▶

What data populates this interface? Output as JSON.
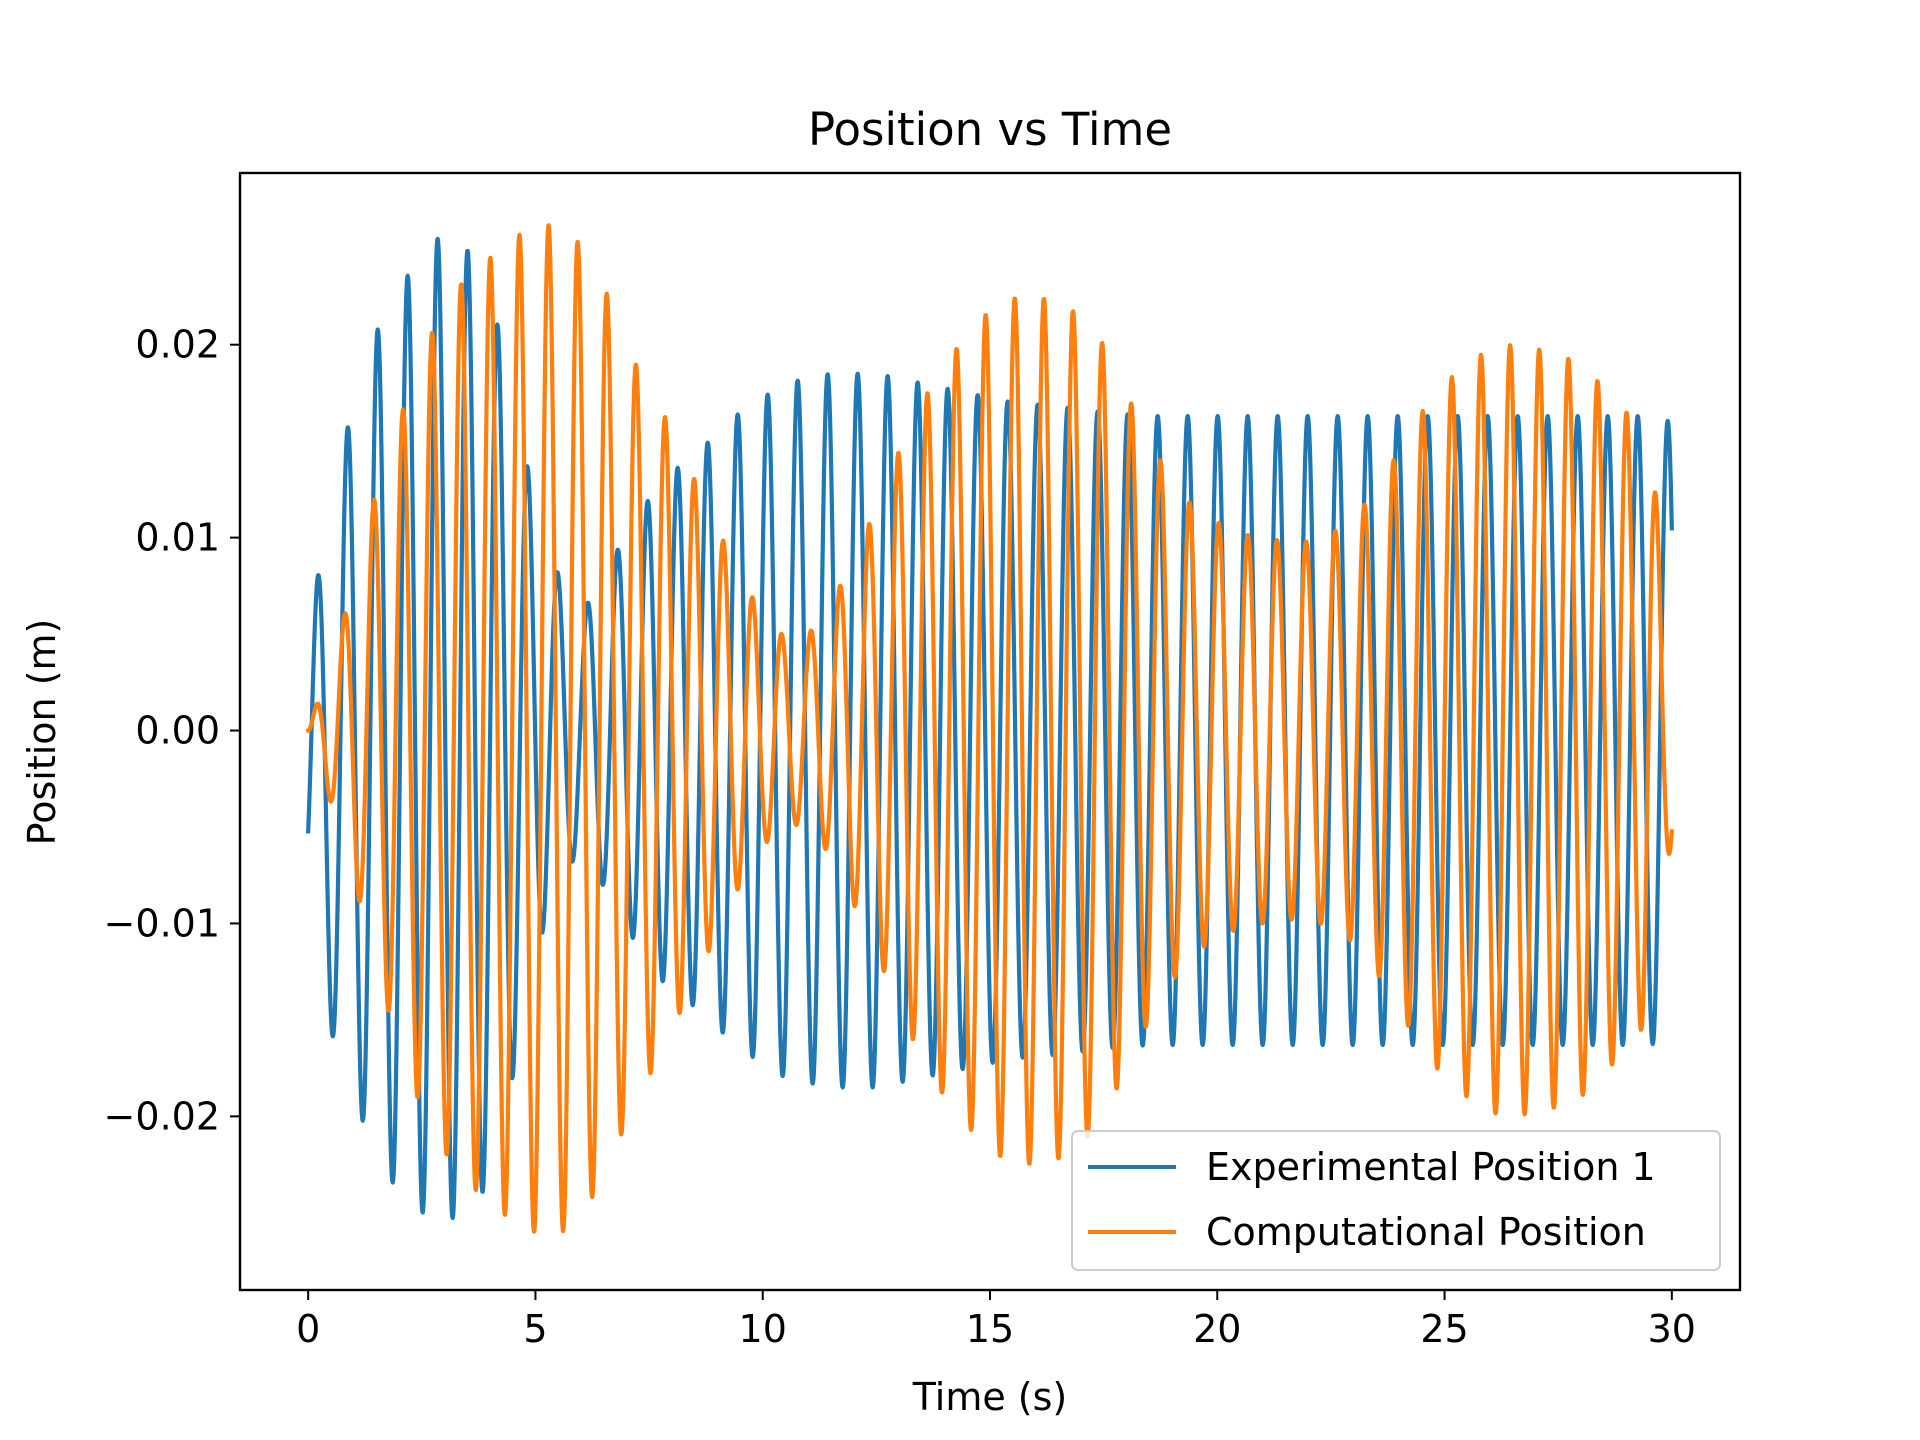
{
  "chart_data": {
    "type": "line",
    "title": "Position vs Time",
    "xlabel": "Time (s)",
    "ylabel": "Position (m)",
    "xlim": [
      -1.5,
      31.5
    ],
    "ylim": [
      -0.029,
      0.0289
    ],
    "xticks": [
      0,
      5,
      10,
      15,
      20,
      25,
      30
    ],
    "xtick_labels": [
      "0",
      "5",
      "10",
      "15",
      "20",
      "25",
      "30"
    ],
    "yticks": [
      -0.02,
      -0.01,
      0.0,
      0.01,
      0.02
    ],
    "ytick_labels": [
      "−0.02",
      "−0.01",
      "0.00",
      "0.01",
      "0.02"
    ],
    "grid": false,
    "legend_position": "lower-right",
    "series": [
      {
        "name": "Experimental Position 1",
        "color": "#1f77b4",
        "t_range": [
          0,
          30
        ],
        "frequency_hz": 1.515,
        "phase_rad": -0.4,
        "amplitude_envelope": {
          "t": [
            0,
            0.4,
            1.0,
            1.6,
            2.2,
            2.8,
            3.4,
            4.0,
            4.4,
            4.8,
            5.3,
            6.0,
            6.6,
            7.2,
            7.8,
            8.6,
            9.5,
            10.5,
            11.5,
            12.5,
            13.5,
            14.5,
            15.5,
            16.5,
            17.5,
            18.5,
            19.5,
            20.5,
            21.5,
            22.5,
            23.5,
            24.5,
            25.5,
            26.5,
            27.5,
            28.5,
            29.5,
            30.0
          ],
          "values": [
            0.007,
            0.013,
            0.018,
            0.022,
            0.024,
            0.0255,
            0.0253,
            0.023,
            0.019,
            0.014,
            0.009,
            0.006,
            0.0085,
            0.011,
            0.013,
            0.0145,
            0.0165,
            0.018,
            0.0185,
            0.0185,
            0.018,
            0.0175,
            0.017,
            0.0168,
            0.0165,
            0.0163,
            0.0163,
            0.0163,
            0.0163,
            0.0163,
            0.0163,
            0.0163,
            0.0163,
            0.0163,
            0.0163,
            0.0163,
            0.0163,
            0.016
          ]
        },
        "offset_envelope": {
          "t": [
            0,
            1.0,
            2.0,
            3.0,
            3.4,
            3.8,
            4.2,
            5.0,
            6.0,
            7.0,
            8.0,
            9.0,
            10.0,
            11.0,
            12.0,
            14.0,
            16.0,
            18.0,
            20.0,
            22.0,
            24.0,
            26.0,
            28.0,
            30.0
          ],
          "values": [
            -0.0025,
            -0.001,
            -0.0005,
            0.0001,
            0.0001,
            -0.0003,
            -0.0003,
            0.0,
            0.0,
            0.0,
            0.0,
            0.0,
            0.0,
            0.0,
            0.0,
            0.0,
            0.0,
            0.0,
            0.0,
            0.0,
            0.0,
            0.0,
            0.0,
            0.0
          ]
        }
      },
      {
        "name": "Computational Position",
        "color": "#ff7f0e",
        "t_range": [
          0,
          30
        ],
        "frequency_hz": 1.56,
        "phase_rad": 0,
        "amplitude_envelope": {
          "t": [
            0,
            0.4,
            0.8,
            1.2,
            1.6,
            2.0,
            2.4,
            2.8,
            3.3,
            4.0,
            4.7,
            5.3,
            5.8,
            6.3,
            6.8,
            7.2,
            7.6,
            8.0,
            8.5,
            9.0,
            9.5,
            10.0,
            10.5,
            11.0,
            11.5,
            12.0,
            12.5,
            13.0,
            13.5,
            14.0,
            14.5,
            15.0,
            15.5,
            16.0,
            16.5,
            17.0,
            17.5,
            18.0,
            18.5,
            19.0,
            19.5,
            20.0,
            20.5,
            21.0,
            21.5,
            22.0,
            22.5,
            23.0,
            23.5,
            24.0,
            24.5,
            25.0,
            25.5,
            26.0,
            26.5,
            27.0,
            27.5,
            28.0,
            28.5,
            29.0,
            29.5,
            30.0
          ],
          "values": [
            0.0,
            0.003,
            0.006,
            0.0095,
            0.0135,
            0.016,
            0.019,
            0.021,
            0.023,
            0.0245,
            0.0258,
            0.0262,
            0.0258,
            0.024,
            0.0215,
            0.019,
            0.0175,
            0.0155,
            0.013,
            0.0105,
            0.008,
            0.006,
            0.0048,
            0.005,
            0.0065,
            0.009,
            0.0115,
            0.0145,
            0.017,
            0.019,
            0.0205,
            0.0218,
            0.0224,
            0.0225,
            0.0222,
            0.0215,
            0.02,
            0.0175,
            0.015,
            0.013,
            0.0115,
            0.0108,
            0.0102,
            0.01,
            0.0098,
            0.0098,
            0.0102,
            0.011,
            0.0125,
            0.0145,
            0.0165,
            0.018,
            0.019,
            0.0198,
            0.02,
            0.0198,
            0.0195,
            0.019,
            0.0178,
            0.0165,
            0.015,
            0.0055
          ]
        },
        "offset_envelope": {
          "t": [
            0,
            30
          ],
          "values": [
            0.0,
            0.0
          ]
        }
      }
    ]
  }
}
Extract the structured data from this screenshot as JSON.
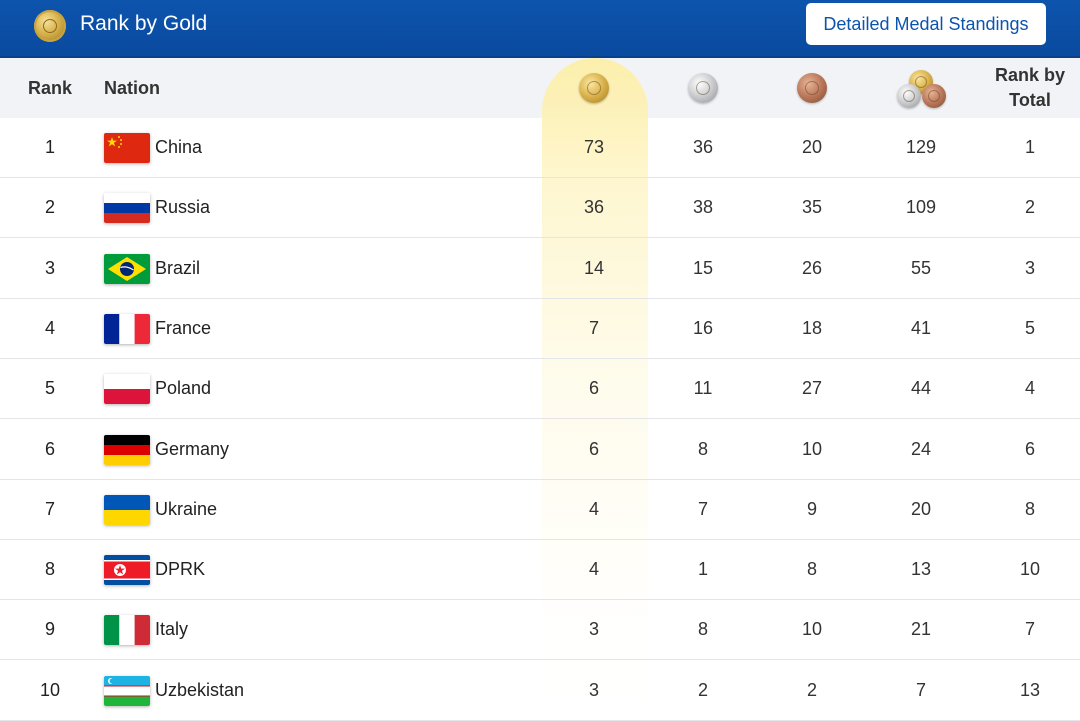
{
  "header": {
    "title": "Rank by Gold",
    "button_label": "Detailed Medal Standings",
    "logo_icon": "gold-medal-icon"
  },
  "columns": {
    "rank": "Rank",
    "nation": "Nation",
    "gold_icon": "gold-medal-icon",
    "silver_icon": "silver-medal-icon",
    "bronze_icon": "bronze-medal-icon",
    "total_icon": "total-medals-icon",
    "rank_by_total_line1": "Rank by",
    "rank_by_total_line2": "Total"
  },
  "colors": {
    "brand_blue": "#0d54ad",
    "gold_highlight": "#fdefa8"
  },
  "rows": [
    {
      "rank": "1",
      "nation": "China",
      "flag": "china-flag",
      "gold": "73",
      "silver": "36",
      "bronze": "20",
      "total": "129",
      "rank_by_total": "1"
    },
    {
      "rank": "2",
      "nation": "Russia",
      "flag": "russia-flag",
      "gold": "36",
      "silver": "38",
      "bronze": "35",
      "total": "109",
      "rank_by_total": "2"
    },
    {
      "rank": "3",
      "nation": "Brazil",
      "flag": "brazil-flag",
      "gold": "14",
      "silver": "15",
      "bronze": "26",
      "total": "55",
      "rank_by_total": "3"
    },
    {
      "rank": "4",
      "nation": "France",
      "flag": "france-flag",
      "gold": "7",
      "silver": "16",
      "bronze": "18",
      "total": "41",
      "rank_by_total": "5"
    },
    {
      "rank": "5",
      "nation": "Poland",
      "flag": "poland-flag",
      "gold": "6",
      "silver": "11",
      "bronze": "27",
      "total": "44",
      "rank_by_total": "4"
    },
    {
      "rank": "6",
      "nation": "Germany",
      "flag": "germany-flag",
      "gold": "6",
      "silver": "8",
      "bronze": "10",
      "total": "24",
      "rank_by_total": "6"
    },
    {
      "rank": "7",
      "nation": "Ukraine",
      "flag": "ukraine-flag",
      "gold": "4",
      "silver": "7",
      "bronze": "9",
      "total": "20",
      "rank_by_total": "8"
    },
    {
      "rank": "8",
      "nation": "DPRK",
      "flag": "dprk-flag",
      "gold": "4",
      "silver": "1",
      "bronze": "8",
      "total": "13",
      "rank_by_total": "10"
    },
    {
      "rank": "9",
      "nation": "Italy",
      "flag": "italy-flag",
      "gold": "3",
      "silver": "8",
      "bronze": "10",
      "total": "21",
      "rank_by_total": "7"
    },
    {
      "rank": "10",
      "nation": "Uzbekistan",
      "flag": "uzbekistan-flag",
      "gold": "3",
      "silver": "2",
      "bronze": "2",
      "total": "7",
      "rank_by_total": "13"
    }
  ]
}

◀

**Instructions to follow**
Using the material above, report each line where "silver" occurs.

**Output of the exercise**
    "silver_icon": "silver-medal-icon",
      "silver": "36",
      "silver": "38",
      "silver": "15",
      "silver": "16",
      "silver": "11",
      "silver": "8",
      "silver": "7",
      "silver": "1",
      "silver": "8",
      "silver": "2",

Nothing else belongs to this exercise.